# What to work on
Reproduce every one of the entries below verbatim, preserving each line as it appears.

# Listing
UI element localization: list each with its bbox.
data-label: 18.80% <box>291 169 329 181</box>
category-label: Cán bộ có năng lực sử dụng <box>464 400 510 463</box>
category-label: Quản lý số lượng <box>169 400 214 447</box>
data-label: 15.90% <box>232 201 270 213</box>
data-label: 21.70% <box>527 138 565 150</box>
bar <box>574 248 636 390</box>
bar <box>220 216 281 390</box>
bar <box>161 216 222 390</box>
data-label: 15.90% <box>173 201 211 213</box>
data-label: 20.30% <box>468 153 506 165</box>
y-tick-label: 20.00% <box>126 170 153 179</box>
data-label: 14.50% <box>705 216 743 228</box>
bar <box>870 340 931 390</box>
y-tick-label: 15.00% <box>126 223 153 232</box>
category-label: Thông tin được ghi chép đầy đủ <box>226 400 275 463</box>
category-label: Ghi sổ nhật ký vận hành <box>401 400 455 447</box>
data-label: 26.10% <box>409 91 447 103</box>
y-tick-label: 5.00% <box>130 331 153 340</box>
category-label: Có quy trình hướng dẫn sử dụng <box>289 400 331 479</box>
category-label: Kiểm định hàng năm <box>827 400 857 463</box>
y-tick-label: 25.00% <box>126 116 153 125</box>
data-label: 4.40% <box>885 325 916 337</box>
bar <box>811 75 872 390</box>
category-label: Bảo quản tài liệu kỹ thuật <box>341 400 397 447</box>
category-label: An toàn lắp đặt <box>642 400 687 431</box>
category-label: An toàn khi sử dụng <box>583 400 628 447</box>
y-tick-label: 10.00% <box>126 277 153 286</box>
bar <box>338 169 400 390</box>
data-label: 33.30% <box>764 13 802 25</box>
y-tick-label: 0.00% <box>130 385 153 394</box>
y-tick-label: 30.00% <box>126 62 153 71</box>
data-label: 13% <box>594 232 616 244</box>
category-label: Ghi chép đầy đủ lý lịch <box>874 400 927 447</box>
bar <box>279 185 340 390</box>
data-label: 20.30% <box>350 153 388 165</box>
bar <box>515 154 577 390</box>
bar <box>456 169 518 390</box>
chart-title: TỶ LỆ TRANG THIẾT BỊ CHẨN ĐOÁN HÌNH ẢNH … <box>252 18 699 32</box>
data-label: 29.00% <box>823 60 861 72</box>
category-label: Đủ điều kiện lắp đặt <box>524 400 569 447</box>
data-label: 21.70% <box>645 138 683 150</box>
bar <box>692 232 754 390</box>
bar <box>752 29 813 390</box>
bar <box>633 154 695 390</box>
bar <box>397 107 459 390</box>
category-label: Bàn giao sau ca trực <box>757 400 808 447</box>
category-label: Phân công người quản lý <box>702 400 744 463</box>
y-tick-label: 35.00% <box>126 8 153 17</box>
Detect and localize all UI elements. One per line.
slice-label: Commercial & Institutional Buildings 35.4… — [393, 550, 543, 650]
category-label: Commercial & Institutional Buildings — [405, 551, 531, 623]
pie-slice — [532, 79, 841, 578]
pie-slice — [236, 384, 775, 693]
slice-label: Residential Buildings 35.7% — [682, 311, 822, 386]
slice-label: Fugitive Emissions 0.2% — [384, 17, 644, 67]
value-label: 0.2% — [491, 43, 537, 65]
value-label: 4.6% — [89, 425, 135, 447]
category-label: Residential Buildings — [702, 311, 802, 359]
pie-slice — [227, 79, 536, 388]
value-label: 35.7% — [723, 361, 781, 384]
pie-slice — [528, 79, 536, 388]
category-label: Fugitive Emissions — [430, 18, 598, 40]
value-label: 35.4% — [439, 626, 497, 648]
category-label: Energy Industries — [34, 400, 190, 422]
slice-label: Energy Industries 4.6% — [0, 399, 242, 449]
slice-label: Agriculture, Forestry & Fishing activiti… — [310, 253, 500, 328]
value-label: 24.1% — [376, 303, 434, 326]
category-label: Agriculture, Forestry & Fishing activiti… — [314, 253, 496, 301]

# Written answer
UI element localization: list each with its bbox.
data-label: 18.80% <box>291 169 329 181</box>
category-label: Cán bộ có năng lực sử dụng <box>464 400 510 463</box>
category-label: Quản lý số lượng <box>169 400 214 447</box>
data-label: 15.90% <box>232 201 270 213</box>
data-label: 21.70% <box>527 138 565 150</box>
bar <box>574 248 636 390</box>
bar <box>220 216 281 390</box>
bar <box>161 216 222 390</box>
data-label: 15.90% <box>173 201 211 213</box>
data-label: 20.30% <box>468 153 506 165</box>
y-tick-label: 20.00% <box>126 170 153 179</box>
data-label: 14.50% <box>705 216 743 228</box>
bar <box>870 340 931 390</box>
y-tick-label: 15.00% <box>126 223 153 232</box>
category-label: Thông tin được ghi chép đầy đủ <box>226 400 275 463</box>
category-label: Ghi sổ nhật ký vận hành <box>401 400 455 447</box>
data-label: 26.10% <box>409 91 447 103</box>
y-tick-label: 5.00% <box>130 331 153 340</box>
category-label: Có quy trình hướng dẫn sử dụng <box>289 400 331 479</box>
category-label: Kiểm định hàng năm <box>827 400 857 463</box>
y-tick-label: 25.00% <box>126 116 153 125</box>
data-label: 4.40% <box>885 325 916 337</box>
bar <box>811 75 872 390</box>
category-label: Bảo quản tài liệu kỹ thuật <box>341 400 397 447</box>
category-label: An toàn lắp đặt <box>642 400 687 431</box>
category-label: An toàn khi sử dụng <box>583 400 628 447</box>
y-tick-label: 10.00% <box>126 277 153 286</box>
bar <box>338 169 400 390</box>
data-label: 33.30% <box>764 13 802 25</box>
y-tick-label: 0.00% <box>130 385 153 394</box>
y-tick-label: 30.00% <box>126 62 153 71</box>
data-label: 13% <box>594 232 616 244</box>
category-label: Ghi chép đầy đủ lý lịch <box>874 400 927 447</box>
bar <box>279 185 340 390</box>
data-label: 20.30% <box>350 153 388 165</box>
bar <box>515 154 577 390</box>
bar <box>456 169 518 390</box>
chart-title: TỶ LỆ TRANG THIẾT BỊ CHẨN ĐOÁN HÌNH ẢNH … <box>252 18 699 32</box>
data-label: 29.00% <box>823 60 861 72</box>
category-label: Đủ điều kiện lắp đặt <box>524 400 569 447</box>
data-label: 21.70% <box>645 138 683 150</box>
bar <box>692 232 754 390</box>
bar <box>752 29 813 390</box>
bar <box>633 154 695 390</box>
bar <box>397 107 459 390</box>
category-label: Bàn giao sau ca trực <box>757 400 808 447</box>
category-label: Phân công người quản lý <box>702 400 744 463</box>
y-tick-label: 35.00% <box>126 8 153 17</box>
Detect and localize all UI elements. One per line.
slice-label: Commercial & Institutional Buildings 35.4… — [393, 550, 543, 650]
category-label: Commercial & Institutional Buildings — [405, 551, 531, 623]
pie-slice — [532, 79, 841, 578]
pie-slice — [236, 384, 775, 693]
slice-label: Residential Buildings 35.7% — [682, 311, 822, 386]
slice-label: Fugitive Emissions 0.2% — [384, 17, 644, 67]
value-label: 0.2% — [491, 43, 537, 65]
value-label: 4.6% — [89, 425, 135, 447]
category-label: Residential Buildings — [702, 311, 802, 359]
pie-slice — [227, 79, 536, 388]
value-label: 35.7% — [723, 361, 781, 384]
pie-slice — [528, 79, 536, 388]
category-label: Fugitive Emissions — [430, 18, 598, 40]
value-label: 35.4% — [439, 626, 497, 648]
category-label: Energy Industries — [34, 400, 190, 422]
slice-label: Energy Industries 4.6% — [0, 399, 242, 449]
slice-label: Agriculture, Forestry & Fishing activiti… — [310, 253, 500, 328]
value-label: 24.1% — [376, 303, 434, 326]
category-label: Agriculture, Forestry & Fishing activiti… — [314, 253, 496, 301]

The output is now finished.